(Records from a data source)
++++++++++

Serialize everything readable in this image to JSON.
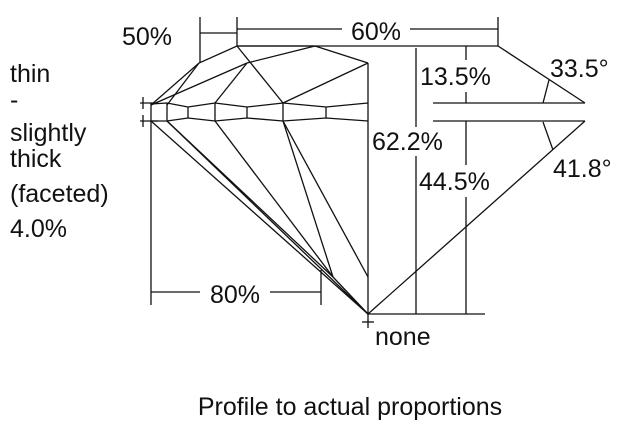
{
  "labels": {
    "crown_height_dim": "50%",
    "table_dim": "60%",
    "crown_depth": "13.5%",
    "crown_angle": "33.5°",
    "total_depth": "62.2%",
    "pavilion_depth": "44.5%",
    "pavilion_angle": "41.8°",
    "lower_half": "80%",
    "culet": "none"
  },
  "girdle": {
    "lines": [
      "thin",
      "-",
      "slightly",
      "thick",
      "(faceted)",
      "4.0%"
    ]
  },
  "caption": "Profile to actual proportions"
}
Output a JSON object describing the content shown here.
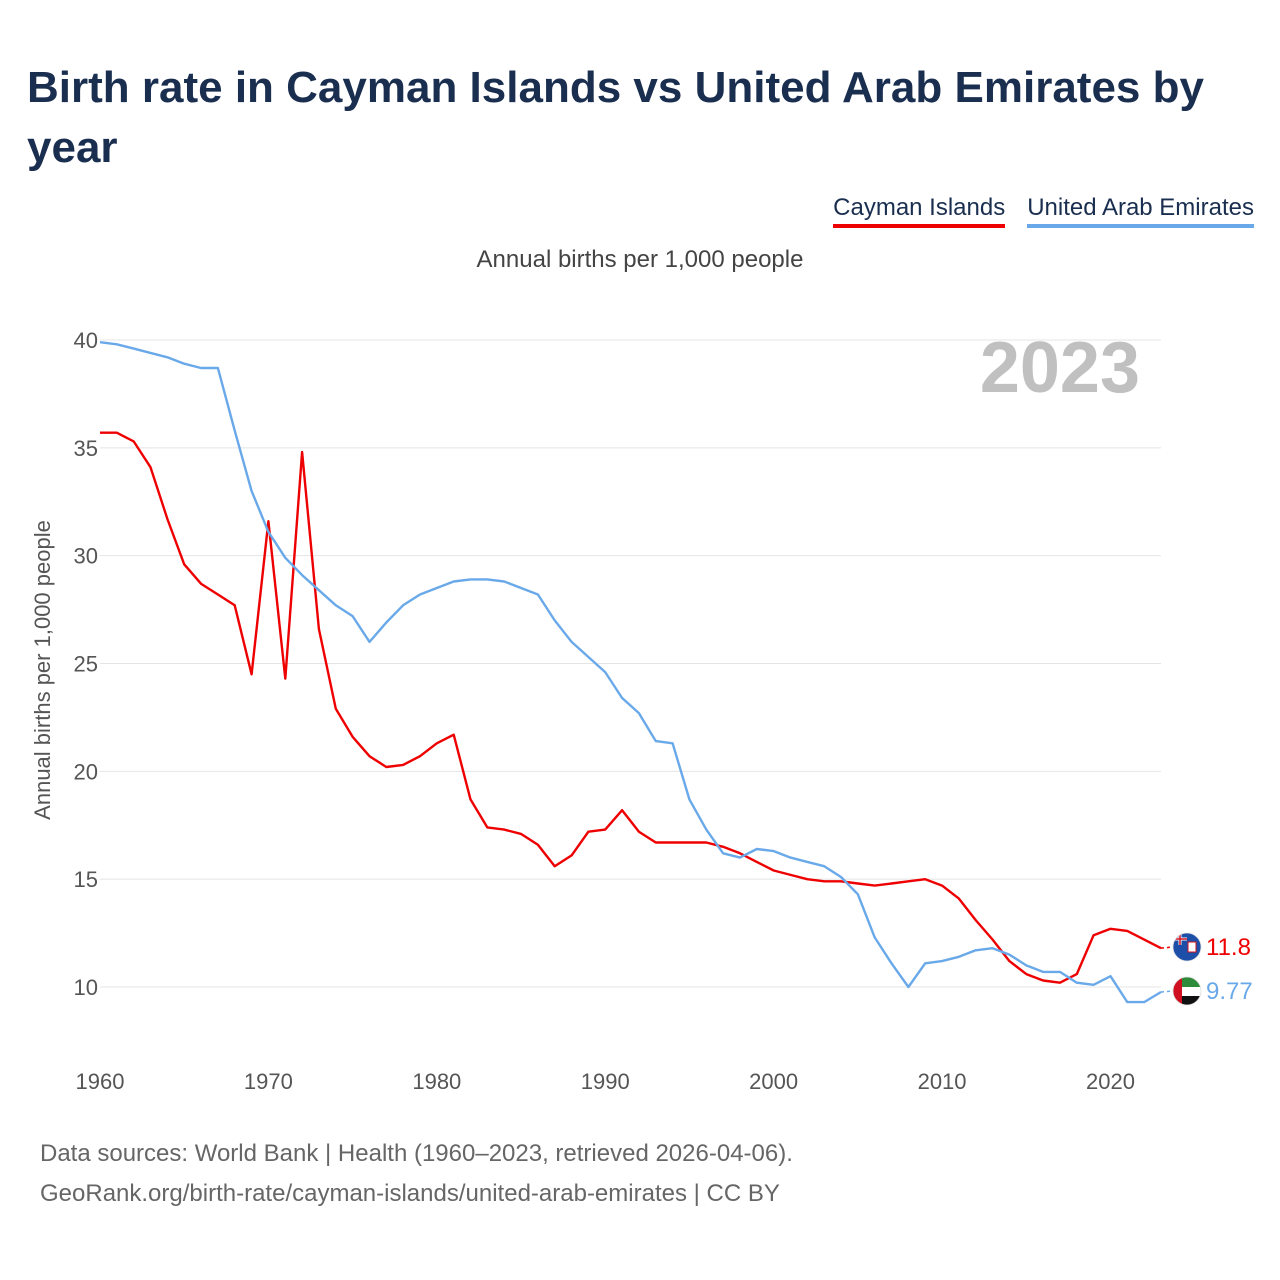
{
  "chart_data": {
    "type": "line",
    "title": "Birth rate in Cayman Islands vs United Arab Emirates by year",
    "subtitle": "Annual births per 1,000 people",
    "ylabel": "Annual births per 1,000 people",
    "xlabel": "",
    "year_watermark": "2023",
    "xlim": [
      1960,
      2023
    ],
    "ylim": [
      7.5,
      40
    ],
    "x_ticks": [
      1960,
      1970,
      1980,
      1990,
      2000,
      2010,
      2020
    ],
    "y_ticks": [
      10,
      15,
      20,
      25,
      30,
      35,
      40
    ],
    "x": [
      1960,
      1961,
      1962,
      1963,
      1964,
      1965,
      1966,
      1967,
      1968,
      1969,
      1970,
      1971,
      1972,
      1973,
      1974,
      1975,
      1976,
      1977,
      1978,
      1979,
      1980,
      1981,
      1982,
      1983,
      1984,
      1985,
      1986,
      1987,
      1988,
      1989,
      1990,
      1991,
      1992,
      1993,
      1994,
      1995,
      1996,
      1997,
      1998,
      1999,
      2000,
      2001,
      2002,
      2003,
      2004,
      2005,
      2006,
      2007,
      2008,
      2009,
      2010,
      2011,
      2012,
      2013,
      2014,
      2015,
      2016,
      2017,
      2018,
      2019,
      2020,
      2021,
      2022,
      2023
    ],
    "series": [
      {
        "name": "Cayman Islands",
        "color": "#ee0000",
        "end_label": "11.8",
        "flag": "cayman-islands-flag-icon",
        "values": [
          35.7,
          35.7,
          35.3,
          34.1,
          31.7,
          29.6,
          28.7,
          28.2,
          27.7,
          24.5,
          31.6,
          24.3,
          34.8,
          26.6,
          22.9,
          21.6,
          20.7,
          20.2,
          20.3,
          20.7,
          21.3,
          21.7,
          18.7,
          17.4,
          17.3,
          17.1,
          16.6,
          15.6,
          16.1,
          17.2,
          17.3,
          18.2,
          17.2,
          16.7,
          16.7,
          16.7,
          16.7,
          16.5,
          16.2,
          15.8,
          15.4,
          15.2,
          15.0,
          14.9,
          14.9,
          14.8,
          14.7,
          14.8,
          14.9,
          15.0,
          14.7,
          14.1,
          13.1,
          12.2,
          11.2,
          10.6,
          10.3,
          10.2,
          10.6,
          12.4,
          12.7,
          12.6,
          12.2,
          11.8
        ]
      },
      {
        "name": "United Arab Emirates",
        "color": "#6aa9e9",
        "end_label": "9.77",
        "flag": "uae-flag-icon",
        "values": [
          39.9,
          39.8,
          39.6,
          39.4,
          39.2,
          38.9,
          38.7,
          38.7,
          35.8,
          33.0,
          31.1,
          29.9,
          29.1,
          28.4,
          27.7,
          27.2,
          26.0,
          26.9,
          27.7,
          28.2,
          28.5,
          28.8,
          28.9,
          28.9,
          28.8,
          28.5,
          28.2,
          27.0,
          26.0,
          25.3,
          24.6,
          23.4,
          22.7,
          21.4,
          21.3,
          18.7,
          17.3,
          16.2,
          16.0,
          16.4,
          16.3,
          16.0,
          15.8,
          15.6,
          15.1,
          14.3,
          12.3,
          11.1,
          10.0,
          11.1,
          11.2,
          11.4,
          11.7,
          11.8,
          11.5,
          11.0,
          10.7,
          10.7,
          10.2,
          10.1,
          10.5,
          9.3,
          9.3,
          9.77
        ]
      }
    ]
  },
  "legend": {
    "series1": "Cayman Islands",
    "series2": "United Arab Emirates"
  },
  "source": {
    "line1": "Data sources: World Bank | Health (1960–2023, retrieved 2026-04-06).",
    "line2": "GeoRank.org/birth-rate/cayman-islands/united-arab-emirates | CC BY"
  }
}
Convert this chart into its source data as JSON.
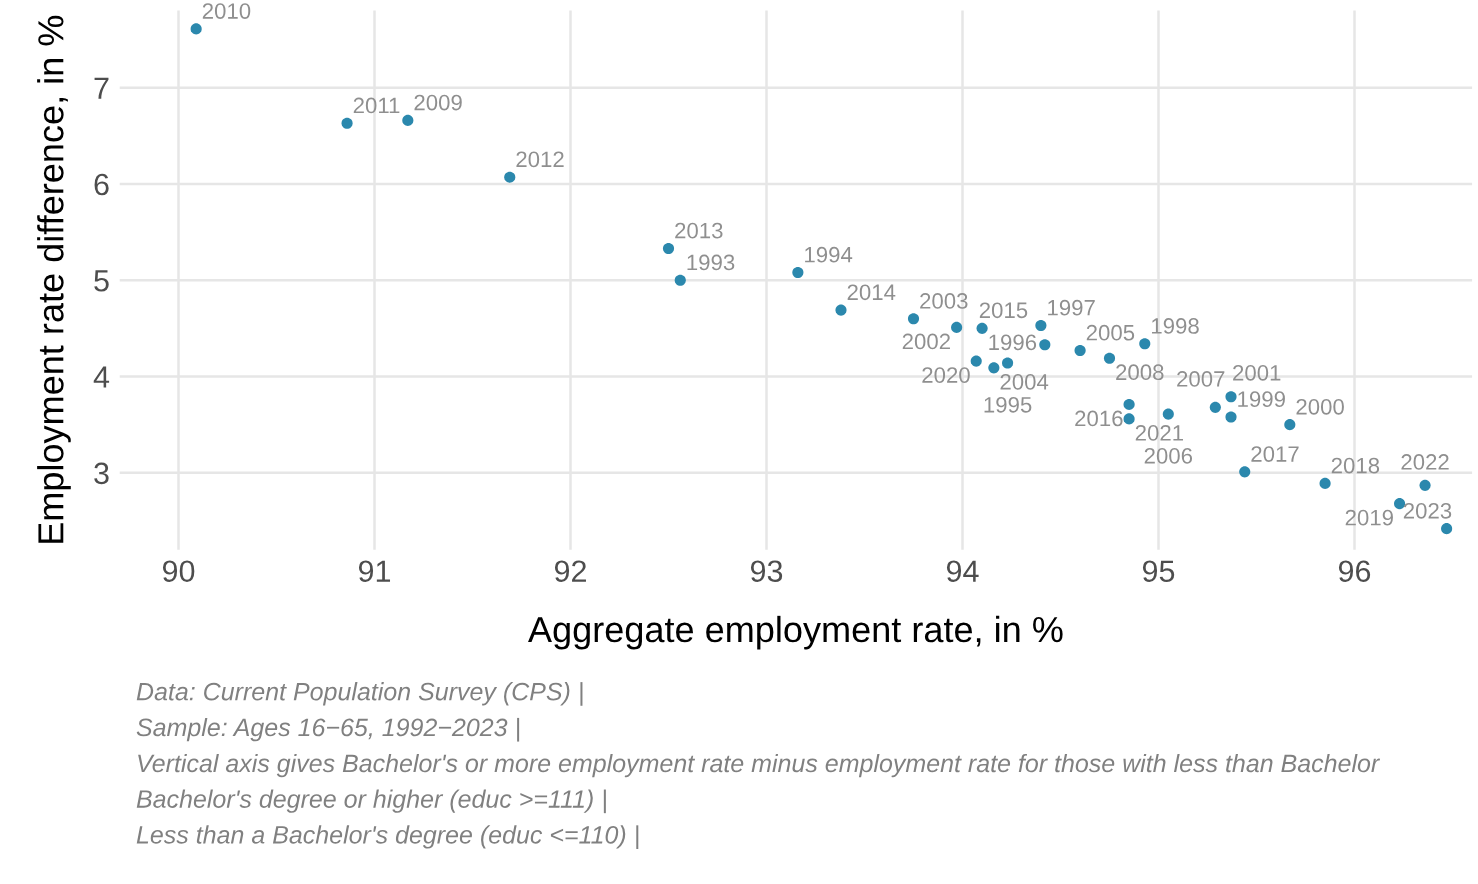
{
  "chart_data": {
    "type": "scatter",
    "xlabel": "Aggregate employment rate, in %",
    "ylabel": "Employment rate difference, in %",
    "x": [
      90.09,
      90.86,
      91.17,
      91.69,
      92.5,
      92.56,
      93.16,
      93.38,
      93.75,
      93.97,
      94.1,
      94.4,
      94.42,
      94.6,
      94.75,
      94.93,
      94.07,
      94.16,
      94.23,
      94.85,
      94.85,
      95.05,
      95.29,
      95.37,
      95.37,
      95.67,
      95.44,
      95.85,
      96.23,
      96.36,
      96.47
    ],
    "values": [
      7.61,
      6.63,
      6.66,
      6.07,
      5.33,
      5.0,
      5.08,
      4.69,
      4.6,
      4.51,
      4.5,
      4.53,
      4.33,
      4.27,
      4.19,
      4.34,
      4.16,
      4.09,
      4.14,
      3.71,
      3.56,
      3.61,
      3.68,
      3.79,
      3.58,
      3.5,
      3.01,
      2.89,
      2.68,
      2.87,
      2.42
    ],
    "color": "#2b88ad",
    "marker": "circle",
    "grid": true,
    "xlim": [
      89.7,
      96.6
    ],
    "ylim": [
      2.2,
      7.8
    ],
    "xticks": [
      90,
      91,
      92,
      93,
      94,
      95,
      96
    ],
    "yticks": [
      3,
      4,
      5,
      6,
      7
    ],
    "annotations": [
      {
        "text": "2010",
        "x": 90.09,
        "y": 7.61
      },
      {
        "text": "2011",
        "x": 90.86,
        "y": 6.63
      },
      {
        "text": "2009",
        "x": 91.17,
        "y": 6.66
      },
      {
        "text": "2012",
        "x": 91.69,
        "y": 6.07
      },
      {
        "text": "2013",
        "x": 92.5,
        "y": 5.33
      },
      {
        "text": "1993",
        "x": 92.56,
        "y": 5.0
      },
      {
        "text": "1994",
        "x": 93.16,
        "y": 5.08
      },
      {
        "text": "2014",
        "x": 93.38,
        "y": 4.69
      },
      {
        "text": "2003",
        "x": 93.75,
        "y": 4.6
      },
      {
        "text": "2002",
        "x": 93.97,
        "y": 4.51
      },
      {
        "text": "1996",
        "x": 94.1,
        "y": 4.5
      },
      {
        "text": "1997",
        "x": 94.4,
        "y": 4.53
      },
      {
        "text": "2015",
        "x": 94.42,
        "y": 4.33
      },
      {
        "text": "2005",
        "x": 94.6,
        "y": 4.27
      },
      {
        "text": "2008",
        "x": 94.75,
        "y": 4.19
      },
      {
        "text": "1998",
        "x": 94.93,
        "y": 4.34
      },
      {
        "text": "2020",
        "x": 94.07,
        "y": 4.16
      },
      {
        "text": "2004",
        "x": 94.16,
        "y": 4.09
      },
      {
        "text": "1995",
        "x": 94.23,
        "y": 4.14
      },
      {
        "text": "2016",
        "x": 94.85,
        "y": 3.71
      },
      {
        "text": "2021",
        "x": 94.85,
        "y": 3.56
      },
      {
        "text": "2006",
        "x": 95.05,
        "y": 3.61
      },
      {
        "text": "2001",
        "x": 95.29,
        "y": 3.68
      },
      {
        "text": "2007",
        "x": 95.37,
        "y": 3.79
      },
      {
        "text": "1999",
        "x": 95.37,
        "y": 3.58
      },
      {
        "text": "2000",
        "x": 95.67,
        "y": 3.5
      },
      {
        "text": "2017",
        "x": 95.44,
        "y": 3.01
      },
      {
        "text": "2018",
        "x": 95.85,
        "y": 2.89
      },
      {
        "text": "2019",
        "x": 96.23,
        "y": 2.68
      },
      {
        "text": "2022",
        "x": 96.36,
        "y": 2.87
      },
      {
        "text": "2023",
        "x": 96.47,
        "y": 2.42
      },
      "Data: Current Population Survey (CPS) |",
      "Sample: Ages 16−65, 1992−2023 |",
      "Vertical axis gives Bachelor's or more employment rate minus employment rate for those with less than Bachelor",
      "Bachelor's degree or higher (educ >=111) |",
      "Less than a Bachelor's degree (educ <=110) |"
    ]
  }
}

++++++++++

• **EXERCISE TASK**: Count the lines of the data that include the string "than", and give only that number.

• **RESULT OF THE EXERCISE**: 2